§ **Short exercise**
Copy every line of the records below word for word, leaving out the pictures.

§ **Given information**
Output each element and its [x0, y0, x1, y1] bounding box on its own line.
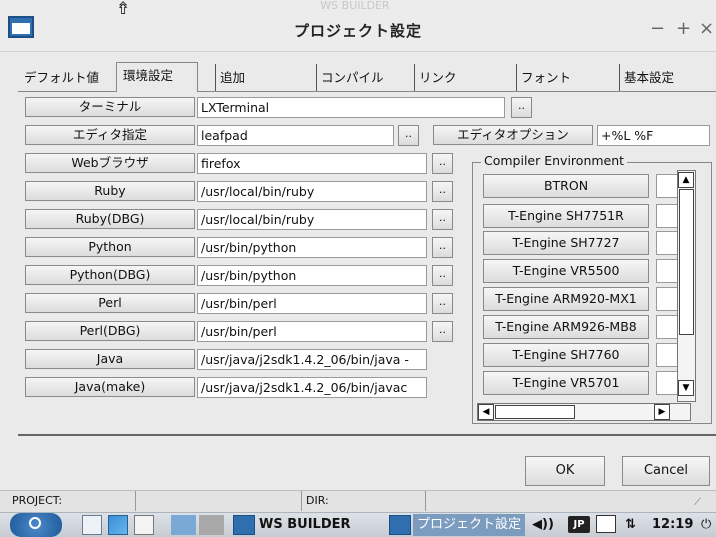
keyboard-icon[interactable] [596, 515, 616, 533]
scroll-left-arrow-icon[interactable]: ◀ [478, 404, 494, 420]
compiler-env-sh7727-checkbox[interactable] [656, 231, 678, 255]
compiler-env-arm926-checkbox[interactable] [656, 315, 678, 339]
background-window-title: WS BUILDER [320, 0, 390, 12]
file-manager-icon[interactable] [82, 515, 102, 535]
python-dbg-browse-button[interactable]: .. [432, 265, 453, 286]
tab-default-values[interactable]: デフォルト値 [20, 64, 116, 91]
java-make-field[interactable]: /usr/java/j2sdk1.4.2_06/bin/javac [197, 377, 427, 398]
network-icon[interactable]: ⇅ [625, 514, 636, 536]
scroll-right-arrow-icon[interactable]: ▶ [654, 404, 670, 420]
tab-basic-settings[interactable]: 基本設定 [619, 64, 715, 91]
ruby-browse-button[interactable]: .. [432, 181, 453, 202]
editor-option-button[interactable]: エディタオプション [433, 125, 593, 145]
compiler-env-btron-button[interactable]: BTRON [483, 174, 649, 198]
editor-label-button[interactable]: エディタ指定 [25, 125, 195, 145]
terminal-browse-button[interactable]: .. [511, 97, 532, 118]
desktop-2-icon[interactable] [199, 515, 224, 535]
compiler-env-sh7751r-button[interactable]: T-Engine SH7751R [483, 204, 649, 228]
perl-field[interactable]: /usr/bin/perl [197, 293, 427, 314]
status-project: PROJECT: [8, 491, 136, 511]
ime-indicator[interactable]: JP [568, 516, 590, 533]
status-spacer [136, 491, 302, 511]
java-label-button[interactable]: Java [25, 349, 195, 369]
compiler-env-sh7760-button[interactable]: T-Engine SH7760 [483, 343, 649, 367]
compiler-env-arm920-button[interactable]: T-Engine ARM920-MX1 [483, 287, 649, 311]
compiler-env-vr5701-checkbox[interactable] [656, 371, 678, 395]
window-title: プロジェクト設定 [293, 22, 422, 40]
compiler-env-sh7727-button[interactable]: T-Engine SH7727 [483, 231, 649, 255]
resize-grip-icon[interactable]: ⟋ [694, 496, 710, 510]
web-browser-field[interactable]: firefox [197, 153, 427, 174]
mouse-cursor-icon: ⇮ [116, 0, 131, 19]
web-browser-label-button[interactable]: Webブラウザ [25, 153, 195, 173]
close-button[interactable]: × [699, 20, 714, 38]
terminal-label-button[interactable]: ターミナル [25, 97, 195, 117]
power-icon[interactable]: ⏻ [701, 514, 711, 536]
java-make-label-button[interactable]: Java(make) [25, 377, 195, 397]
minimize-button[interactable]: − [650, 20, 665, 38]
status-dir: DIR: [302, 491, 426, 511]
ruby-label-button[interactable]: Ruby [25, 181, 195, 201]
project-settings-task-icon [389, 515, 411, 535]
start-menu-icon[interactable] [10, 513, 62, 537]
perl-label-button[interactable]: Perl [25, 293, 195, 313]
clock[interactable]: 12:19 [652, 514, 693, 536]
java-field[interactable]: /usr/java/j2sdk1.4.2_06/bin/java - [197, 349, 427, 370]
tab-environment-settings[interactable]: 環境設定 [116, 62, 198, 92]
terminal-icon[interactable] [134, 515, 154, 535]
python-dbg-label-button[interactable]: Python(DBG) [25, 265, 195, 285]
ruby-dbg-field[interactable]: /usr/local/bin/ruby [197, 209, 427, 230]
perl-dbg-field[interactable]: /usr/bin/perl [197, 321, 427, 342]
cancel-button[interactable]: Cancel [622, 456, 710, 486]
editor-field[interactable]: leafpad [197, 125, 394, 146]
tab-add[interactable]: 追加 [215, 64, 311, 91]
browser-icon[interactable] [108, 515, 128, 535]
compiler-env-arm926-button[interactable]: T-Engine ARM926-MB8 [483, 315, 649, 339]
compiler-env-vr5701-button[interactable]: T-Engine VR5701 [483, 371, 649, 395]
compiler-env-arm920-checkbox[interactable] [656, 287, 678, 311]
python-label-button[interactable]: Python [25, 237, 195, 257]
perl-dbg-label-button[interactable]: Perl(DBG) [25, 321, 195, 341]
ruby-dbg-label-button[interactable]: Ruby(DBG) [25, 209, 195, 229]
volume-icon[interactable]: ◀)) [532, 514, 554, 536]
tab-compile[interactable]: コンパイル [316, 64, 412, 91]
compiler-env-vr5500-button[interactable]: T-Engine VR5500 [483, 259, 649, 283]
editor-option-field[interactable]: +%L %F [597, 125, 710, 146]
perl-browse-button[interactable]: .. [432, 293, 453, 314]
compiler-env-sh7760-checkbox[interactable] [656, 343, 678, 367]
taskbar-project-settings[interactable]: プロジェクト設定 [413, 514, 526, 536]
web-browser-browse-button[interactable]: .. [432, 153, 453, 174]
ruby-field[interactable]: /usr/local/bin/ruby [197, 181, 427, 202]
ok-button[interactable]: OK [525, 456, 605, 486]
perl-dbg-browse-button[interactable]: .. [432, 321, 453, 342]
python-browse-button[interactable]: .. [432, 237, 453, 258]
desktop-1-icon[interactable] [171, 515, 196, 535]
tab-font[interactable]: フォント [516, 64, 612, 91]
compiler-vertical-scroll-thumb[interactable] [679, 189, 694, 335]
compiler-env-vr5500-checkbox[interactable] [656, 259, 678, 283]
tab-link[interactable]: リンク [414, 64, 510, 91]
compiler-environment-legend: Compiler Environment [481, 154, 628, 168]
python-field[interactable]: /usr/bin/python [197, 237, 427, 258]
scroll-up-arrow-icon[interactable]: ▲ [678, 172, 694, 188]
compiler-horizontal-scroll-thumb[interactable] [495, 405, 575, 419]
editor-browse-button[interactable]: .. [398, 125, 419, 146]
compiler-env-btron-checkbox[interactable] [656, 174, 678, 198]
ws-builder-task-icon [233, 515, 255, 535]
ruby-dbg-browse-button[interactable]: .. [432, 209, 453, 230]
taskbar-ws-builder[interactable]: WS BUILDER [259, 514, 351, 536]
maximize-button[interactable]: + [676, 20, 691, 38]
scroll-down-arrow-icon[interactable]: ▼ [678, 380, 694, 396]
python-dbg-field[interactable]: /usr/bin/python [197, 265, 427, 286]
compiler-env-sh7751r-checkbox[interactable] [656, 204, 678, 228]
terminal-field[interactable]: LXTerminal [197, 97, 505, 118]
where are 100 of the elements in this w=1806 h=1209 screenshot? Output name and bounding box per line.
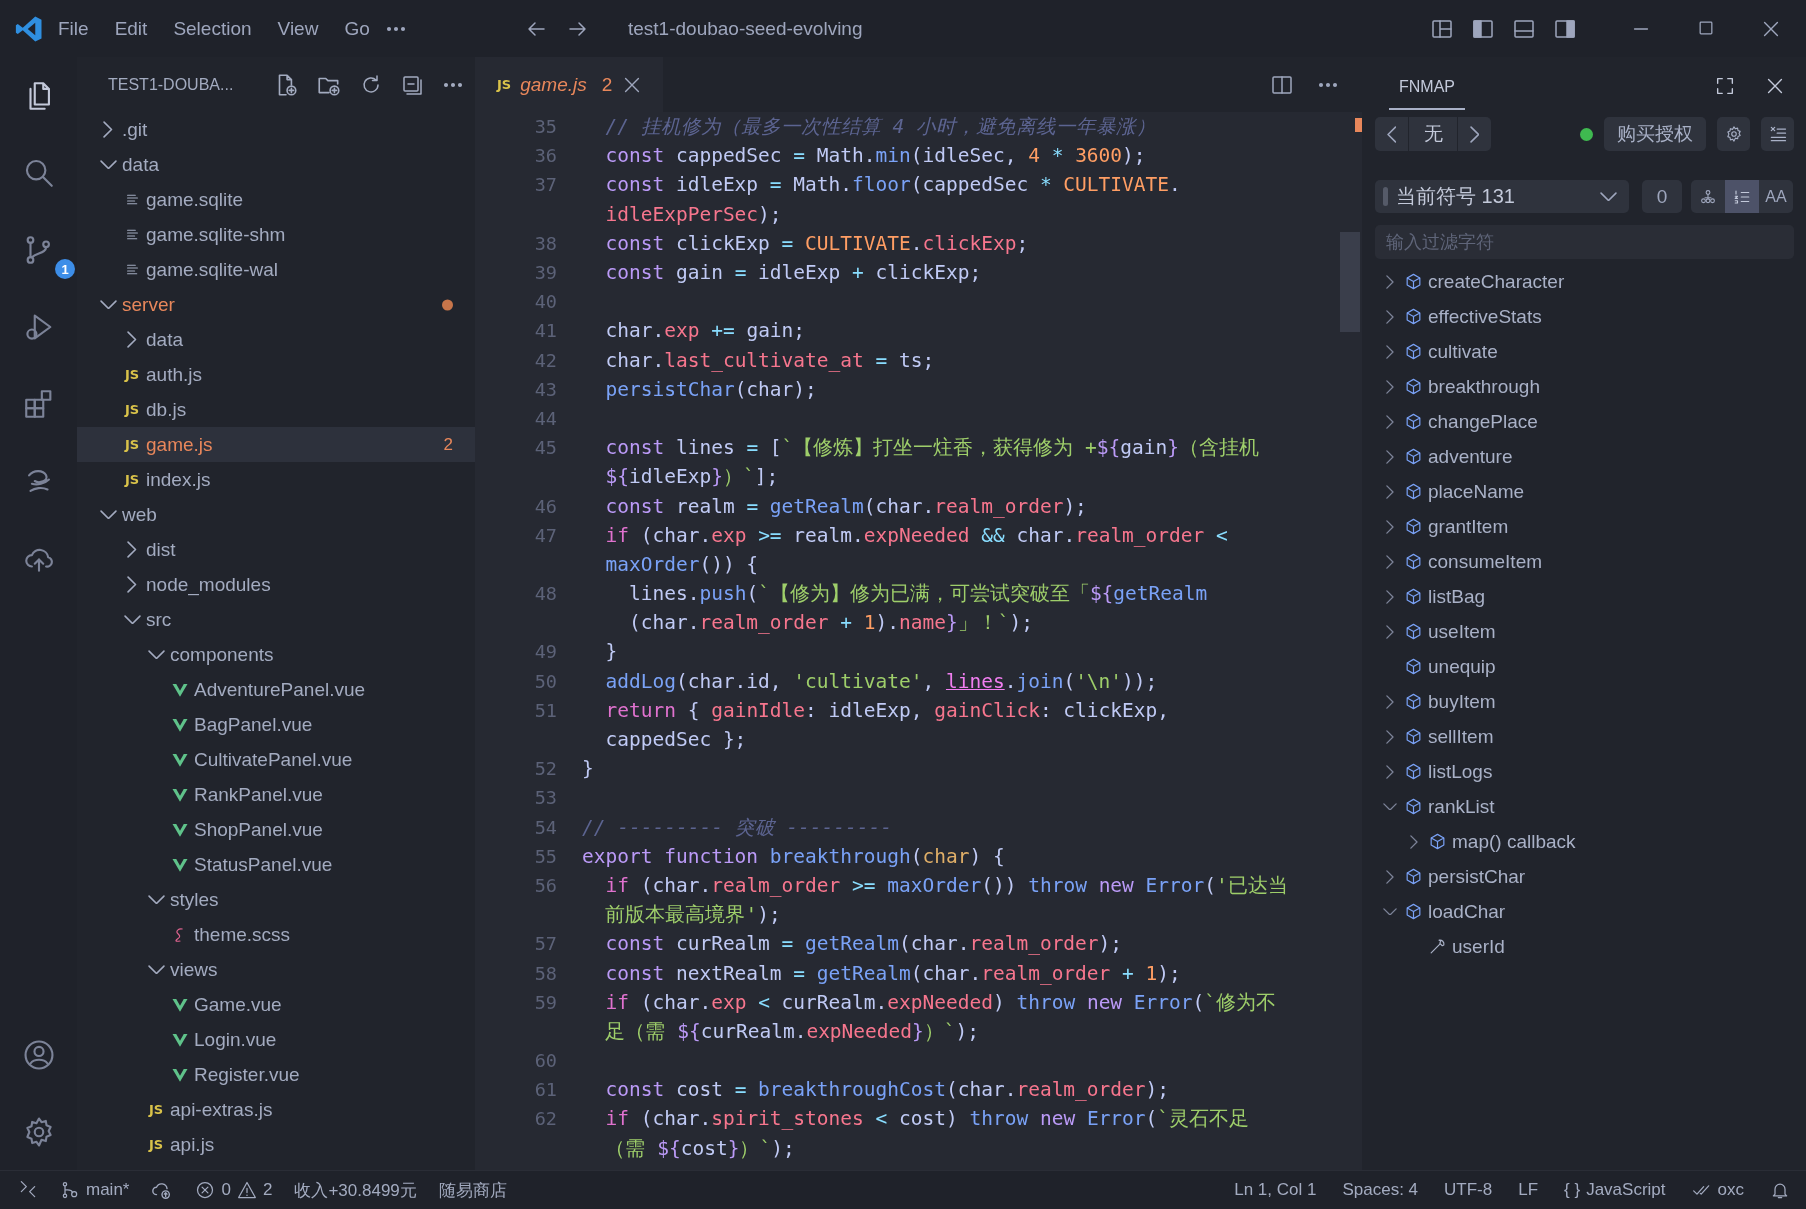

§ **Answer in full**
Output each element and its [x0, y0, x1, y1] bounding box on its own line.
keyboard-icon[interactable] [596, 515, 616, 533]
scroll-left-arrow-icon[interactable]: ◀ [478, 404, 494, 420]
compiler-env-sh7727-checkbox[interactable] [656, 231, 678, 255]
compiler-env-arm926-checkbox[interactable] [656, 315, 678, 339]
background-window-title: WS BUILDER [320, 0, 390, 12]
file-manager-icon[interactable] [82, 515, 102, 535]
python-dbg-browse-button[interactable]: .. [432, 265, 453, 286]
tab-default-values[interactable]: デフォルト値 [20, 64, 116, 91]
java-make-field[interactable]: /usr/java/j2sdk1.4.2_06/bin/javac [197, 377, 427, 398]
network-icon[interactable]: ⇅ [625, 514, 636, 536]
scroll-right-arrow-icon[interactable]: ▶ [654, 404, 670, 420]
tab-basic-settings[interactable]: 基本設定 [619, 64, 715, 91]
ruby-browse-button[interactable]: .. [432, 181, 453, 202]
editor-option-button[interactable]: エディタオプション [433, 125, 593, 145]
compiler-env-btron-button[interactable]: BTRON [483, 174, 649, 198]
editor-label-button[interactable]: エディタ指定 [25, 125, 195, 145]
terminal-browse-button[interactable]: .. [511, 97, 532, 118]
desktop-2-icon[interactable] [199, 515, 224, 535]
compiler-env-sh7751r-button[interactable]: T-Engine SH7751R [483, 204, 649, 228]
perl-field[interactable]: /usr/bin/perl [197, 293, 427, 314]
status-project: PROJECT: [8, 491, 136, 511]
ime-indicator[interactable]: JP [568, 516, 590, 533]
status-spacer [136, 491, 302, 511]
java-label-button[interactable]: Java [25, 349, 195, 369]
compiler-env-sh7760-button[interactable]: T-Engine SH7760 [483, 343, 649, 367]
compiler-env-arm920-button[interactable]: T-Engine ARM920-MX1 [483, 287, 649, 311]
compiler-env-vr5701-checkbox[interactable] [656, 371, 678, 395]
window-title: プロジェクト設定 [293, 22, 422, 40]
compiler-env-sh7727-button[interactable]: T-Engine SH7727 [483, 231, 649, 255]
resize-grip-icon[interactable]: ⟋ [694, 496, 710, 510]
web-browser-field[interactable]: firefox [197, 153, 427, 174]
mouse-cursor-icon: ⇮ [116, 0, 131, 19]
web-browser-label-button[interactable]: Webブラウザ [25, 153, 195, 173]
close-button[interactable]: × [699, 20, 714, 38]
terminal-label-button[interactable]: ターミナル [25, 97, 195, 117]
power-icon[interactable]: ⏻ [701, 514, 711, 536]
java-make-label-button[interactable]: Java(make) [25, 377, 195, 397]
minimize-button[interactable]: − [650, 20, 665, 38]
status-dir: DIR: [302, 491, 426, 511]
ruby-label-button[interactable]: Ruby [25, 181, 195, 201]
project-settings-task-icon [389, 515, 411, 535]
start-menu-icon[interactable] [10, 513, 62, 537]
perl-label-button[interactable]: Perl [25, 293, 195, 313]
clock[interactable]: 12:19 [652, 514, 693, 536]
java-field[interactable]: /usr/java/j2sdk1.4.2_06/bin/java - [197, 349, 427, 370]
tab-environment-settings[interactable]: 環境設定 [116, 62, 198, 92]
terminal-icon[interactable] [134, 515, 154, 535]
python-dbg-label-button[interactable]: Python(DBG) [25, 265, 195, 285]
ruby-dbg-field[interactable]: /usr/local/bin/ruby [197, 209, 427, 230]
perl-dbg-field[interactable]: /usr/bin/perl [197, 321, 427, 342]
cancel-button[interactable]: Cancel [622, 456, 710, 486]
editor-field[interactable]: leafpad [197, 125, 394, 146]
tab-add[interactable]: 追加 [215, 64, 311, 91]
browser-icon[interactable] [108, 515, 128, 535]
compiler-env-arm926-button[interactable]: T-Engine ARM926-MB8 [483, 315, 649, 339]
compiler-env-vr5701-button[interactable]: T-Engine VR5701 [483, 371, 649, 395]
compiler-env-arm920-checkbox[interactable] [656, 287, 678, 311]
python-label-button[interactable]: Python [25, 237, 195, 257]
perl-dbg-label-button[interactable]: Perl(DBG) [25, 321, 195, 341]
ruby-dbg-label-button[interactable]: Ruby(DBG) [25, 209, 195, 229]
volume-icon[interactable]: ◀)) [532, 514, 554, 536]
tab-compile[interactable]: コンパイル [316, 64, 412, 91]
compiler-env-vr5500-button[interactable]: T-Engine VR5500 [483, 259, 649, 283]
editor-option-field[interactable]: +%L %F [597, 125, 710, 146]
perl-browse-button[interactable]: .. [432, 293, 453, 314]
compiler-env-sh7760-checkbox[interactable] [656, 343, 678, 367]
taskbar-project-settings[interactable]: プロジェクト設定 [413, 514, 526, 536]
web-browser-browse-button[interactable]: .. [432, 153, 453, 174]
ruby-field[interactable]: /usr/local/bin/ruby [197, 181, 427, 202]
ok-button[interactable]: OK [525, 456, 605, 486]
perl-dbg-browse-button[interactable]: .. [432, 321, 453, 342]
python-browse-button[interactable]: .. [432, 237, 453, 258]
desktop-1-icon[interactable] [171, 515, 196, 535]
tab-font[interactable]: フォント [516, 64, 612, 91]
compiler-vertical-scroll-thumb[interactable] [679, 189, 694, 335]
compiler-env-vr5500-checkbox[interactable] [656, 259, 678, 283]
tab-link[interactable]: リンク [414, 64, 510, 91]
compiler-environment-legend: Compiler Environment [481, 154, 628, 168]
python-field[interactable]: /usr/bin/python [197, 237, 427, 258]
scroll-up-arrow-icon[interactable]: ▲ [678, 172, 694, 188]
compiler-horizontal-scroll-thumb[interactable] [495, 405, 575, 419]
editor-browse-button[interactable]: .. [398, 125, 419, 146]
compiler-env-btron-checkbox[interactable] [656, 174, 678, 198]
ws-builder-task-icon [233, 515, 255, 535]
ruby-dbg-browse-button[interactable]: .. [432, 209, 453, 230]
taskbar-ws-builder[interactable]: WS BUILDER [259, 514, 351, 536]
maximize-button[interactable]: + [676, 20, 691, 38]
scroll-down-arrow-icon[interactable]: ▼ [678, 380, 694, 396]
python-dbg-field[interactable]: /usr/bin/python [197, 265, 427, 286]
compiler-env-sh7751r-checkbox[interactable] [656, 204, 678, 228]
terminal-field[interactable]: LXTerminal [197, 97, 505, 118]
where are 100 of the elements in this w=1806 h=1209 screenshot? Output name and bounding box per line.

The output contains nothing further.